(Figure dataset records)
═══

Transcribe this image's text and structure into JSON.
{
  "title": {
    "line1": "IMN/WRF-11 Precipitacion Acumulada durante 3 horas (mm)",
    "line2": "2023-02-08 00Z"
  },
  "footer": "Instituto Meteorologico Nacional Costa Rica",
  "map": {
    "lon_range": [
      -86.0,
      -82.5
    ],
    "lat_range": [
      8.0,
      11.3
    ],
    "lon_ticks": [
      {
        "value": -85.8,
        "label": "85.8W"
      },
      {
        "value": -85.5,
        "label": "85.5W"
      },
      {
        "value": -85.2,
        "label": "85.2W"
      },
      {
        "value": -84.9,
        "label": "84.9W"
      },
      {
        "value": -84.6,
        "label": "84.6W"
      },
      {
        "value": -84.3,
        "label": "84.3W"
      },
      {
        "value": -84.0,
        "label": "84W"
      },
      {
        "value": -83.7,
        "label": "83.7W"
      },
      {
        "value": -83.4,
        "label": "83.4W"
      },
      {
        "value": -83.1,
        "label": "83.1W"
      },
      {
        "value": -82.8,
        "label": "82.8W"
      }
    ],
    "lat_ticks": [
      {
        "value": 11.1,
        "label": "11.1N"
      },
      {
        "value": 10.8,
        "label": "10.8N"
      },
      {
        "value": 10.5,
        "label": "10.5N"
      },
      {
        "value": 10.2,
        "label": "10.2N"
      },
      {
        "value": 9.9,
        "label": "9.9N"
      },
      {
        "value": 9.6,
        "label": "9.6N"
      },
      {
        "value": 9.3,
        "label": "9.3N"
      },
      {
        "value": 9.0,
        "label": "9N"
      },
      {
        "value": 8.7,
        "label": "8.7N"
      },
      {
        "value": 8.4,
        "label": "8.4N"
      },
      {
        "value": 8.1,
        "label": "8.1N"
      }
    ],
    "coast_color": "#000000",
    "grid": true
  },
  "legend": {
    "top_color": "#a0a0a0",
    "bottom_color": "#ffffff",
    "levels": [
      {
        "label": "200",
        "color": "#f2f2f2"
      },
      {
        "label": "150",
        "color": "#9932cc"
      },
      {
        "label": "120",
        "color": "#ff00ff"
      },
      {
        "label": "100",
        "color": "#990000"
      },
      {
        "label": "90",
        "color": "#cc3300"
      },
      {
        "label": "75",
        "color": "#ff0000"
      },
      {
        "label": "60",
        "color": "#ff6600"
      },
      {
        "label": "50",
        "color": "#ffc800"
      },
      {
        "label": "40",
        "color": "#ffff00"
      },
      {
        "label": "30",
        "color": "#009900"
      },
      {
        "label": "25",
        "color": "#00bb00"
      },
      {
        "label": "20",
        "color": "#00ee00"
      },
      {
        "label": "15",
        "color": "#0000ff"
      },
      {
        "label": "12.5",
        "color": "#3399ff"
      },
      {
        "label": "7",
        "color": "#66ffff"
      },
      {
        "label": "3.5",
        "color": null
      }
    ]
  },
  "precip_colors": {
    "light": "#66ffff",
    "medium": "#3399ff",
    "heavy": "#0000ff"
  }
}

═══

WHAT THE TASK REQUIRES: Copy every record above exactly as it appears.

TASK ANSWER:
Transcribe this image's text and structure into JSON.
{
  "title": {
    "line1": "IMN/WRF-11 Precipitacion Acumulada durante 3 horas (mm)",
    "line2": "2023-02-08 00Z"
  },
  "footer": "Instituto Meteorologico Nacional Costa Rica",
  "map": {
    "lon_range": [
      -86.0,
      -82.5
    ],
    "lat_range": [
      8.0,
      11.3
    ],
    "lon_ticks": [
      {
        "value": -85.8,
        "label": "85.8W"
      },
      {
        "value": -85.5,
        "label": "85.5W"
      },
      {
        "value": -85.2,
        "label": "85.2W"
      },
      {
        "value": -84.9,
        "label": "84.9W"
      },
      {
        "value": -84.6,
        "label": "84.6W"
      },
      {
        "value": -84.3,
        "label": "84.3W"
      },
      {
        "value": -84.0,
        "label": "84W"
      },
      {
        "value": -83.7,
        "label": "83.7W"
      },
      {
        "value": -83.4,
        "label": "83.4W"
      },
      {
        "value": -83.1,
        "label": "83.1W"
      },
      {
        "value": -82.8,
        "label": "82.8W"
      }
    ],
    "lat_ticks": [
      {
        "value": 11.1,
        "label": "11.1N"
      },
      {
        "value": 10.8,
        "label": "10.8N"
      },
      {
        "value": 10.5,
        "label": "10.5N"
      },
      {
        "value": 10.2,
        "label": "10.2N"
      },
      {
        "value": 9.9,
        "label": "9.9N"
      },
      {
        "value": 9.6,
        "label": "9.6N"
      },
      {
        "value": 9.3,
        "label": "9.3N"
      },
      {
        "value": 9.0,
        "label": "9N"
      },
      {
        "value": 8.7,
        "label": "8.7N"
      },
      {
        "value": 8.4,
        "label": "8.4N"
      },
      {
        "value": 8.1,
        "label": "8.1N"
      }
    ],
    "coast_color": "#000000",
    "grid": true
  },
  "legend": {
    "top_color": "#a0a0a0",
    "bottom_color": "#ffffff",
    "levels": [
      {
        "label": "200",
        "color": "#f2f2f2"
      },
      {
        "label": "150",
        "color": "#9932cc"
      },
      {
        "label": "120",
        "color": "#ff00ff"
      },
      {
        "label": "100",
        "color": "#990000"
      },
      {
        "label": "90",
        "color": "#cc3300"
      },
      {
        "label": "75",
        "color": "#ff0000"
      },
      {
        "label": "60",
        "color": "#ff6600"
      },
      {
        "label": "50",
        "color": "#ffc800"
      },
      {
        "label": "40",
        "color": "#ffff00"
      },
      {
        "label": "30",
        "color": "#009900"
      },
      {
        "label": "25",
        "color": "#00bb00"
      },
      {
        "label": "20",
        "color": "#00ee00"
      },
      {
        "label": "15",
        "color": "#0000ff"
      },
      {
        "label": "12.5",
        "color": "#3399ff"
      },
      {
        "label": "7",
        "color": "#66ffff"
      },
      {
        "label": "3.5",
        "color": null
      }
    ]
  },
  "precip_colors": {
    "light": "#66ffff",
    "medium": "#3399ff",
    "heavy": "#0000ff"
  }
}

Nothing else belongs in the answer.